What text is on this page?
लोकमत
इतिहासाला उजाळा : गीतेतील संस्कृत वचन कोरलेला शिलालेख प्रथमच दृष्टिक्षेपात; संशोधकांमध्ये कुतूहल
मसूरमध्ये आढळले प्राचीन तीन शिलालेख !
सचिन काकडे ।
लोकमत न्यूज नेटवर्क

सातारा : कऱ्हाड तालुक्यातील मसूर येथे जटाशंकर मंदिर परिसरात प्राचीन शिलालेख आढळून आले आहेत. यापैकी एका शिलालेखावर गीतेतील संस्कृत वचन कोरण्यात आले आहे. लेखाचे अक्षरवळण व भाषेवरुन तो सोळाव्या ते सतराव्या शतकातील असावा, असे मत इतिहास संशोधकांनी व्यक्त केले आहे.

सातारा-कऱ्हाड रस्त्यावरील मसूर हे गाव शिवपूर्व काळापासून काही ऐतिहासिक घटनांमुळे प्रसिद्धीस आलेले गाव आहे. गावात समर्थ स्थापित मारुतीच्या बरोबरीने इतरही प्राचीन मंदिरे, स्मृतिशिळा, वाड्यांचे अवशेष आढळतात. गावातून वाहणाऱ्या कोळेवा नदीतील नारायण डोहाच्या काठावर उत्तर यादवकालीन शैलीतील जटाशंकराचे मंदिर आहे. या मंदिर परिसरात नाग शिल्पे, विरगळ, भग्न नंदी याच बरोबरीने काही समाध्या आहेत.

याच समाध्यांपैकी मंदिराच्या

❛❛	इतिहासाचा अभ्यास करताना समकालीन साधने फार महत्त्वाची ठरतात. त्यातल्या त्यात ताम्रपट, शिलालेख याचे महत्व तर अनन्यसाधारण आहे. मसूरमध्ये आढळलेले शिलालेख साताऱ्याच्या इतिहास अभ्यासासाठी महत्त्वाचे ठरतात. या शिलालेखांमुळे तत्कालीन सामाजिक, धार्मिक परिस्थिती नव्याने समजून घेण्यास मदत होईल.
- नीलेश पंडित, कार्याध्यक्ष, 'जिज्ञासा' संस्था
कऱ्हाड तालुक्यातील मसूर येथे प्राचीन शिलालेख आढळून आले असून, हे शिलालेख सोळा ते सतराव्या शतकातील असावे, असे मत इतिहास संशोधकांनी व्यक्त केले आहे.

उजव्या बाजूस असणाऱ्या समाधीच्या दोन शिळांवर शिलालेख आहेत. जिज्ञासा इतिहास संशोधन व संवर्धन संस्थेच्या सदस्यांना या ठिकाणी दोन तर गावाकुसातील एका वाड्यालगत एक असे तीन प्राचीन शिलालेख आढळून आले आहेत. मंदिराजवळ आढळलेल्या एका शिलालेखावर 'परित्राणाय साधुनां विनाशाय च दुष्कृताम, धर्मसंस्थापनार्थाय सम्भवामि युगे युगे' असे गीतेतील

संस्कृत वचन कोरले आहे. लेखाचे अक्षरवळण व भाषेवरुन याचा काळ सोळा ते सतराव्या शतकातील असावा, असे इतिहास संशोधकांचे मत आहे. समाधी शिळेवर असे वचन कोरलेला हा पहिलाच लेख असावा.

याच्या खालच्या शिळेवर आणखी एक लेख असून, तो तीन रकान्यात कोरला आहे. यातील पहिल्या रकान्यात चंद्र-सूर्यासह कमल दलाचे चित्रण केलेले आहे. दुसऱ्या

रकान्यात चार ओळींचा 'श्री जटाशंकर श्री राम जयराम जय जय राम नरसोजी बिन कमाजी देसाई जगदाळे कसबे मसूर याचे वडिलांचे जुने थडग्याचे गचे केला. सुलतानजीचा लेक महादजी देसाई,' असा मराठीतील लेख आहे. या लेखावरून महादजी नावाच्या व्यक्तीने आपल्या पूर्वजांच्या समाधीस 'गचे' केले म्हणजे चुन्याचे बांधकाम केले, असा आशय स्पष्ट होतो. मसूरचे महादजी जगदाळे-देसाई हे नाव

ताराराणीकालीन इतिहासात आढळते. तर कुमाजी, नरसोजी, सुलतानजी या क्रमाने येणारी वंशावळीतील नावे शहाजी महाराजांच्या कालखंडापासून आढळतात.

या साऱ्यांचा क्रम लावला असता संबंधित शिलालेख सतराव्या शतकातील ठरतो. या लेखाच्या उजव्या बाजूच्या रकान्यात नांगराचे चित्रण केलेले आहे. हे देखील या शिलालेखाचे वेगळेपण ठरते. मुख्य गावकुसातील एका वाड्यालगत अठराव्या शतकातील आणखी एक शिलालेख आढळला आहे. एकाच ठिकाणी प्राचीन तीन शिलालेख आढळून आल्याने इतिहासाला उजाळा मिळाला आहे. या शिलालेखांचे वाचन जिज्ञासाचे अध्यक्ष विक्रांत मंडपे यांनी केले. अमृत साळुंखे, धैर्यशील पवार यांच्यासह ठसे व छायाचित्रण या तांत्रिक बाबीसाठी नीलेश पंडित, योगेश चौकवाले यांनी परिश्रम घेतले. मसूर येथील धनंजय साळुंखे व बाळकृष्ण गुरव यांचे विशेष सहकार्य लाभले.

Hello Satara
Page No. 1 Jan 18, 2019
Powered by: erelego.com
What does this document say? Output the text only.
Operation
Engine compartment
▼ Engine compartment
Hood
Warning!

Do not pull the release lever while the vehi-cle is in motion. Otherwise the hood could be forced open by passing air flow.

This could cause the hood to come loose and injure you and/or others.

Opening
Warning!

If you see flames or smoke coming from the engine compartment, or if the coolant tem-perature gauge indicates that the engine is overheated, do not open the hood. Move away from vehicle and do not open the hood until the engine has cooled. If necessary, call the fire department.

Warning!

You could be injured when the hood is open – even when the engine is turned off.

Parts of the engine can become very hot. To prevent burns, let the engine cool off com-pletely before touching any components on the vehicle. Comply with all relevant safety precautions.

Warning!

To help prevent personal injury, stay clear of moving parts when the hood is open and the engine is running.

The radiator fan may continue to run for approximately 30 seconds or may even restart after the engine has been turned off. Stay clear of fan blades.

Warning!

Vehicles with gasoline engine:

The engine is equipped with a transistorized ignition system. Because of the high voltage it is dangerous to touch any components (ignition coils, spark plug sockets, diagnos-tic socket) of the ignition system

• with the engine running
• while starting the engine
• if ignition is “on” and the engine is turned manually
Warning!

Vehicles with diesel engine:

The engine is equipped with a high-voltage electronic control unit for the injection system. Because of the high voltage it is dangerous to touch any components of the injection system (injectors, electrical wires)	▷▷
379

- - - -

TO DO: Make an exact copy of the data above.

TASK ANSWER:
What text is on this page?
लोकमत
इतिहासाला उजाळा : गीतेतील संस्कृत वचन कोरलेला शिलालेख प्रथमच दृष्टिक्षेपात; संशोधकांमध्ये कुतूहल
मसूरमध्ये आढळले प्राचीन तीन शिलालेख !
सचिन काकडे ।
लोकमत न्यूज नेटवर्क

सातारा : कऱ्हाड तालुक्यातील मसूर येथे जटाशंकर मंदिर परिसरात प्राचीन शिलालेख आढळून आले आहेत. यापैकी एका शिलालेखावर गीतेतील संस्कृत वचन कोरण्यात आले आहे. लेखाचे अक्षरवळण व भाषेवरुन तो सोळाव्या ते सतराव्या शतकातील असावा, असे मत इतिहास संशोधकांनी व्यक्त केले आहे.

सातारा-कऱ्हाड रस्त्यावरील मसूर हे गाव शिवपूर्व काळापासून काही ऐतिहासिक घटनांमुळे प्रसिद्धीस आलेले गाव आहे. गावात समर्थ स्थापित मारुतीच्या बरोबरीने इतरही प्राचीन मंदिरे, स्मृतिशिळा, वाड्यांचे अवशेष आढळतात. गावातून वाहणाऱ्या कोळेवा नदीतील नारायण डोहाच्या काठावर उत्तर यादवकालीन शैलीतील जटाशंकराचे मंदिर आहे. या मंदिर परिसरात नाग शिल्पे, विरगळ, भग्न नंदी याच बरोबरीने काही समाध्या आहेत.

याच समाध्यांपैकी मंदिराच्या

❛❛	इतिहासाचा अभ्यास करताना समकालीन साधने फार महत्त्वाची ठरतात. त्यातल्या त्यात ताम्रपट, शिलालेख याचे महत्व तर अनन्यसाधारण आहे. मसूरमध्ये आढळलेले शिलालेख साताऱ्याच्या इतिहास अभ्यासासाठी महत्त्वाचे ठरतात. या शिलालेखांमुळे तत्कालीन सामाजिक, धार्मिक परिस्थिती नव्याने समजून घेण्यास मदत होईल.
- नीलेश पंडित, कार्याध्यक्ष, 'जिज्ञासा' संस्था
कऱ्हाड तालुक्यातील मसूर येथे प्राचीन शिलालेख आढळून आले असून, हे शिलालेख सोळा ते सतराव्या शतकातील असावे, असे मत इतिहास संशोधकांनी व्यक्त केले आहे.

उजव्या बाजूस असणाऱ्या समाधीच्या दोन शिळांवर शिलालेख आहेत. जिज्ञासा इतिहास संशोधन व संवर्धन संस्थेच्या सदस्यांना या ठिकाणी दोन तर गावाकुसातील एका वाड्यालगत एक असे तीन प्राचीन शिलालेख आढळून आले आहेत. मंदिराजवळ आढळलेल्या एका शिलालेखावर 'परित्राणाय साधुनां विनाशाय च दुष्कृताम, धर्मसंस्थापनार्थाय सम्भवामि युगे युगे' असे गीतेतील

संस्कृत वचन कोरले आहे. लेखाचे अक्षरवळण व भाषेवरुन याचा काळ सोळा ते सतराव्या शतकातील असावा, असे इतिहास संशोधकांचे मत आहे. समाधी शिळेवर असे वचन कोरलेला हा पहिलाच लेख असावा.

याच्या खालच्या शिळेवर आणखी एक लेख असून, तो तीन रकान्यात कोरला आहे. यातील पहिल्या रकान्यात चंद्र-सूर्यासह कमल दलाचे चित्रण केलेले आहे. दुसऱ्या

रकान्यात चार ओळींचा 'श्री जटाशंकर श्री राम जयराम जय जय राम नरसोजी बिन कमाजी देसाई जगदाळे कसबे मसूर याचे वडिलांचे जुने थडग्याचे गचे केला. सुलतानजीचा लेक महादजी देसाई,' असा मराठीतील लेख आहे. या लेखावरून महादजी नावाच्या व्यक्तीने आपल्या पूर्वजांच्या समाधीस 'गचे' केले म्हणजे चुन्याचे बांधकाम केले, असा आशय स्पष्ट होतो. मसूरचे महादजी जगदाळे-देसाई हे नाव

ताराराणीकालीन इतिहासात आढळते. तर कुमाजी, नरसोजी, सुलतानजी या क्रमाने येणारी वंशावळीतील नावे शहाजी महाराजांच्या कालखंडापासून आढळतात.

या साऱ्यांचा क्रम लावला असता संबंधित शिलालेख सतराव्या शतकातील ठरतो. या लेखाच्या उजव्या बाजूच्या रकान्यात नांगराचे चित्रण केलेले आहे. हे देखील या शिलालेखाचे वेगळेपण ठरते. मुख्य गावकुसातील एका वाड्यालगत अठराव्या शतकातील आणखी एक शिलालेख आढळला आहे. एकाच ठिकाणी प्राचीन तीन शिलालेख आढळून आल्याने इतिहासाला उजाळा मिळाला आहे. या शिलालेखांचे वाचन जिज्ञासाचे अध्यक्ष विक्रांत मंडपे यांनी केले. अमृत साळुंखे, धैर्यशील पवार यांच्यासह ठसे व छायाचित्रण या तांत्रिक बाबीसाठी नीलेश पंडित, योगेश चौकवाले यांनी परिश्रम घेतले. मसूर येथील धनंजय साळुंखे व बाळकृष्ण गुरव यांचे विशेष सहकार्य लाभले.

Hello Satara
Page No. 1 Jan 18, 2019
Powered by: erelego.com
What does this document say? Output the text only.
Operation
Engine compartment
▼ Engine compartment
Hood
Warning!

Do not pull the release lever while the vehi-cle is in motion. Otherwise the hood could be forced open by passing air flow.

This could cause the hood to come loose and injure you and/or others.

Opening
Warning!

If you see flames or smoke coming from the engine compartment, or if the coolant tem-perature gauge indicates that the engine is overheated, do not open the hood. Move away from vehicle and do not open the hood until the engine has cooled. If necessary, call the fire department.

Warning!

You could be injured when the hood is open – even when the engine is turned off.

Parts of the engine can become very hot. To prevent burns, let the engine cool off com-pletely before touching any components on the vehicle. Comply with all relevant safety precautions.

Warning!

To help prevent personal injury, stay clear of moving parts when the hood is open and the engine is running.

The radiator fan may continue to run for approximately 30 seconds or may even restart after the engine has been turned off. Stay clear of fan blades.

Warning!

Vehicles with gasoline engine:

The engine is equipped with a transistorized ignition system. Because of the high voltage it is dangerous to touch any components (ignition coils, spark plug sockets, diagnos-tic socket) of the ignition system

• with the engine running
• while starting the engine
• if ignition is “on” and the engine is turned manually
Warning!

Vehicles with diesel engine:

The engine is equipped with a high-voltage electronic control unit for the injection system. Because of the high voltage it is dangerous to touch any components of the injection system (injectors, electrical wires)	▷▷
379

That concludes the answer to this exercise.